Which razor does the shaving post list?
>> begin Page
LG SOTD Jun 17 2024 - Leather Lather Memories
photocontest
[Theme: Kipple, sometimes also called Trash]
- Brush: Black & Yellow Merit 99-5 by Heritage Collection Shaving / AP Shave Faux Boar Synthetic 24mm #FAUXFUR #FRANKENBRUSH #RESURRECTIONBRUSH
- Razor: Muhle - R103 Tortoiseshell OC #ZAMAC
- Blade: Muhle - Stainless Razor Blade
- Lather: Catie's Bubbles - Lancaster Leather - Luxury Cream Soap
- Post Shave: Catie's Bubbles - Lancaster Leather - After Shave Lotion
- Fragrance: Memo - Oriental Leather - Sample
"Come in. Sit down."
"Ok if I talk? I'm kind of nervous when I take tests..."
MEMORIES OF GREEN
Vegan. No animals.
Cruelty. All there's left.
Green. Memories.
Memories. Are they mine? Are they real?
I have no recollection of the reason why my username here is MudAccording.
Did a Reddit bot suggested it for me? Not a clue.
Could I be the bot?
I took the test before accessing the forums.
The other shaving forums, where they call me deckard.
An intrusive memory pops up in my brain:
“They don't advertise for killers in the newspaper.
That was my profession. Ex-cop. Ex-blade runner. Ex-killer.”
>> end Page
>> begin Data records
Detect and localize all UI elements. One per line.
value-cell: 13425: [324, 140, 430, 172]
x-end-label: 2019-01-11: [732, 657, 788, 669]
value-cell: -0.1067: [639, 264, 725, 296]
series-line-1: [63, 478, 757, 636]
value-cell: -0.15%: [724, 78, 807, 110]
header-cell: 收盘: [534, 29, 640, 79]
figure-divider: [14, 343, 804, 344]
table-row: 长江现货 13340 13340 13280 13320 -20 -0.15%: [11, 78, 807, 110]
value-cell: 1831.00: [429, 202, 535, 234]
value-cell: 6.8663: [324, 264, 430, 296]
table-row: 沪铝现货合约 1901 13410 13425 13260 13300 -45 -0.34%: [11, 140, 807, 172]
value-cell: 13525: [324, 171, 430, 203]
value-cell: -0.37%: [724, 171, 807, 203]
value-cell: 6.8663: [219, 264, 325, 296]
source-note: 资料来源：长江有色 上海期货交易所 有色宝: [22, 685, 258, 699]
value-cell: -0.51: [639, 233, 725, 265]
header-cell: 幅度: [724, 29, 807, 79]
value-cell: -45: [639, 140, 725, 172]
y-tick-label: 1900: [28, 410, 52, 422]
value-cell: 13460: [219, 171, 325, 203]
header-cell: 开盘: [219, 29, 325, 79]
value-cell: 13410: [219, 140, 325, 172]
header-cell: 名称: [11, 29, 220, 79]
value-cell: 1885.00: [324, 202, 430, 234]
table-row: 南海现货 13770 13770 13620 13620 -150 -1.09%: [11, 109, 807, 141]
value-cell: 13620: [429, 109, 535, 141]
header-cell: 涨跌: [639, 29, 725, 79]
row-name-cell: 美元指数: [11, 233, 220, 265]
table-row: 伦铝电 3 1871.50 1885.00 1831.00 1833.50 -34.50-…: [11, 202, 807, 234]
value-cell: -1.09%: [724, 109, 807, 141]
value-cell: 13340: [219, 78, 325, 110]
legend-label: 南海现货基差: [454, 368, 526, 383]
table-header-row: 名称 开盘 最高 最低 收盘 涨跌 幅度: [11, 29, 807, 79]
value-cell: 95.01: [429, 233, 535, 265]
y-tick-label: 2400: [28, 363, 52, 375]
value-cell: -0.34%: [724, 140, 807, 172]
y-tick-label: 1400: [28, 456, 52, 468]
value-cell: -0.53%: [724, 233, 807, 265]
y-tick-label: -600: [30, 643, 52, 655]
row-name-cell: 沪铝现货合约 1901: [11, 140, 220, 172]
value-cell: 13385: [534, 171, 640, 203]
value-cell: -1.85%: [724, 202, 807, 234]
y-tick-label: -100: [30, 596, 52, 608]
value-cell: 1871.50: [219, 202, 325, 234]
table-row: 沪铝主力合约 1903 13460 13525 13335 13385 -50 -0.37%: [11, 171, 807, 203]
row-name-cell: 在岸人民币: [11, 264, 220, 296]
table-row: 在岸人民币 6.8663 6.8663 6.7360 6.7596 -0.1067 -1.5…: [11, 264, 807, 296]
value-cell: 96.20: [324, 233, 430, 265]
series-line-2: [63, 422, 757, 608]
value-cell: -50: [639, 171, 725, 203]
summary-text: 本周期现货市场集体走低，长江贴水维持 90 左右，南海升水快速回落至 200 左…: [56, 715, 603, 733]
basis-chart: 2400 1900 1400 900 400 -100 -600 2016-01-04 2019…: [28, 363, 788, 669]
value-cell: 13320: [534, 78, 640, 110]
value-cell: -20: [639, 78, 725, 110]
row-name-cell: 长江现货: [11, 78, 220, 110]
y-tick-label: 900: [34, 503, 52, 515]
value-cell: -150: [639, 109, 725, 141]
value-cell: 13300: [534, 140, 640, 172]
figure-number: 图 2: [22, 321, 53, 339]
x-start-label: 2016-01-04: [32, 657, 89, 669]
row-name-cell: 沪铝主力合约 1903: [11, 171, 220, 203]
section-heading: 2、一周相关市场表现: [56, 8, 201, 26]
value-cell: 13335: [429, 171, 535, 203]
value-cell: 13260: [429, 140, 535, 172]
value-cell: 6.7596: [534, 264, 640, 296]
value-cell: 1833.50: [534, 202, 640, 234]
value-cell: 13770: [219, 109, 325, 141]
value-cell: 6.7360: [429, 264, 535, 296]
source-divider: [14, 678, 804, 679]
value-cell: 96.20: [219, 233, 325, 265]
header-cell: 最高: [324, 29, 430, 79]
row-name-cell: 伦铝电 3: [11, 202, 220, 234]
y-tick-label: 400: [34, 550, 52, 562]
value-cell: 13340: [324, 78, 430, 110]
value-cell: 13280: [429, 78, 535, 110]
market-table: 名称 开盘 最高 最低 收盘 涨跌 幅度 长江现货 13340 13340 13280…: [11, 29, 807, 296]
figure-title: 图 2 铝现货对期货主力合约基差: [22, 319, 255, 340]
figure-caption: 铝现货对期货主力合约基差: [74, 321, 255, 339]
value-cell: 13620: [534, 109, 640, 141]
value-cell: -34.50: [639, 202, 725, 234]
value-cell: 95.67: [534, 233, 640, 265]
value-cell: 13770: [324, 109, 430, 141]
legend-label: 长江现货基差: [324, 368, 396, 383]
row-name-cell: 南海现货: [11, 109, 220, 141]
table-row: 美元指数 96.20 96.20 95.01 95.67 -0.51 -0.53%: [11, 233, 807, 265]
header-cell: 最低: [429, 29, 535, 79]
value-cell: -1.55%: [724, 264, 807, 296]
>> end Data records
— Response —
Muhle R103 Tortoiseshell OC